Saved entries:
•••

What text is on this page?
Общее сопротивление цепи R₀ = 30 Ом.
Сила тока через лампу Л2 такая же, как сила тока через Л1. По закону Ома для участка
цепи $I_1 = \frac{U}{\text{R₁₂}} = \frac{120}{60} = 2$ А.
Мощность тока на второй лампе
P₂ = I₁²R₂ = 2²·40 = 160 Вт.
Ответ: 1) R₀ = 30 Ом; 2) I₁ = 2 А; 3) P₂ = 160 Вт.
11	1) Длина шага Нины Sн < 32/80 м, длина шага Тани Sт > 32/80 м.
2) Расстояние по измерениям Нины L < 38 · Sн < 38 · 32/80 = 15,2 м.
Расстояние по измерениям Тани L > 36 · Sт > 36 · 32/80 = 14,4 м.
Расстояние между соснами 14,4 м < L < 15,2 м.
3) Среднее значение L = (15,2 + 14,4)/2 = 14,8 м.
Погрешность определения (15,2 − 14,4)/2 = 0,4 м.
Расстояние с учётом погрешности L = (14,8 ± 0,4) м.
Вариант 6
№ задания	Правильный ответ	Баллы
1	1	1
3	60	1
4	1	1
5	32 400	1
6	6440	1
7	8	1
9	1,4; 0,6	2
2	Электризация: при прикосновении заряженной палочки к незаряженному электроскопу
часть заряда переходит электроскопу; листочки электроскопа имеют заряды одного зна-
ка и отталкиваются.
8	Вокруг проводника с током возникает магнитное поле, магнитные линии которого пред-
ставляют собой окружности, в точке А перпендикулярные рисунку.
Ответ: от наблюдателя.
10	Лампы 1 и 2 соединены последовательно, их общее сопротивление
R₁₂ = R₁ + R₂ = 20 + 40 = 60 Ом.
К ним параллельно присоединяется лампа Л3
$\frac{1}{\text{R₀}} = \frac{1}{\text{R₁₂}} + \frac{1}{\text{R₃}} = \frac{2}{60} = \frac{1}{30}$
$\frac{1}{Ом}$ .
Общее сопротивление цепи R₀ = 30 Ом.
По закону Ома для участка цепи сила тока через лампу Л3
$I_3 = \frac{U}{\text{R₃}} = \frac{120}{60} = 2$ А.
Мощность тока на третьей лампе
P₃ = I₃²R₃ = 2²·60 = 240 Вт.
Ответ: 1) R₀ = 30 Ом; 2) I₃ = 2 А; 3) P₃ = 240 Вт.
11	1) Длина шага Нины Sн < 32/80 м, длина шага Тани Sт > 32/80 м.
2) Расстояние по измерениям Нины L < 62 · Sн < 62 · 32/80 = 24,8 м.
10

•••

:: What to work on ::
Copy the entries above exactly, leaving none out.

:: Written answer ::
What text is on this page?
Общее сопротивление цепи R₀ = 30 Ом.
Сила тока через лампу Л2 такая же, как сила тока через Л1. По закону Ома для участка
цепи $I_1 = \frac{U}{\text{R₁₂}} = \frac{120}{60} = 2$ А.
Мощность тока на второй лампе
P₂ = I₁²R₂ = 2²·40 = 160 Вт.
Ответ: 1) R₀ = 30 Ом; 2) I₁ = 2 А; 3) P₂ = 160 Вт.
11	1) Длина шага Нины Sн < 32/80 м, длина шага Тани Sт > 32/80 м.
2) Расстояние по измерениям Нины L < 38 · Sн < 38 · 32/80 = 15,2 м.
Расстояние по измерениям Тани L > 36 · Sт > 36 · 32/80 = 14,4 м.
Расстояние между соснами 14,4 м < L < 15,2 м.
3) Среднее значение L = (15,2 + 14,4)/2 = 14,8 м.
Погрешность определения (15,2 − 14,4)/2 = 0,4 м.
Расстояние с учётом погрешности L = (14,8 ± 0,4) м.
Вариант 6
№ задания	Правильный ответ	Баллы
1	1	1
3	60	1
4	1	1
5	32 400	1
6	6440	1
7	8	1
9	1,4; 0,6	2
2	Электризация: при прикосновении заряженной палочки к незаряженному электроскопу
часть заряда переходит электроскопу; листочки электроскопа имеют заряды одного зна-
ка и отталкиваются.
8	Вокруг проводника с током возникает магнитное поле, магнитные линии которого пред-
ставляют собой окружности, в точке А перпендикулярные рисунку.
Ответ: от наблюдателя.
10	Лампы 1 и 2 соединены последовательно, их общее сопротивление
R₁₂ = R₁ + R₂ = 20 + 40 = 60 Ом.
К ним параллельно присоединяется лампа Л3
$\frac{1}{\text{R₀}} = \frac{1}{\text{R₁₂}} + \frac{1}{\text{R₃}} = \frac{2}{60} = \frac{1}{30}$
$\frac{1}{Ом}$ .
Общее сопротивление цепи R₀ = 30 Ом.
По закону Ома для участка цепи сила тока через лампу Л3
$I_3 = \frac{U}{\text{R₃}} = \frac{120}{60} = 2$ А.
Мощность тока на третьей лампе
P₃ = I₃²R₃ = 2²·60 = 240 Вт.
Ответ: 1) R₀ = 30 Ом; 2) I₃ = 2 А; 3) P₃ = 240 Вт.
11	1) Длина шага Нины Sн < 32/80 м, длина шага Тани Sт > 32/80 м.
2) Расстояние по измерениям Нины L < 62 · Sн < 62 · 32/80 = 24,8 м.
10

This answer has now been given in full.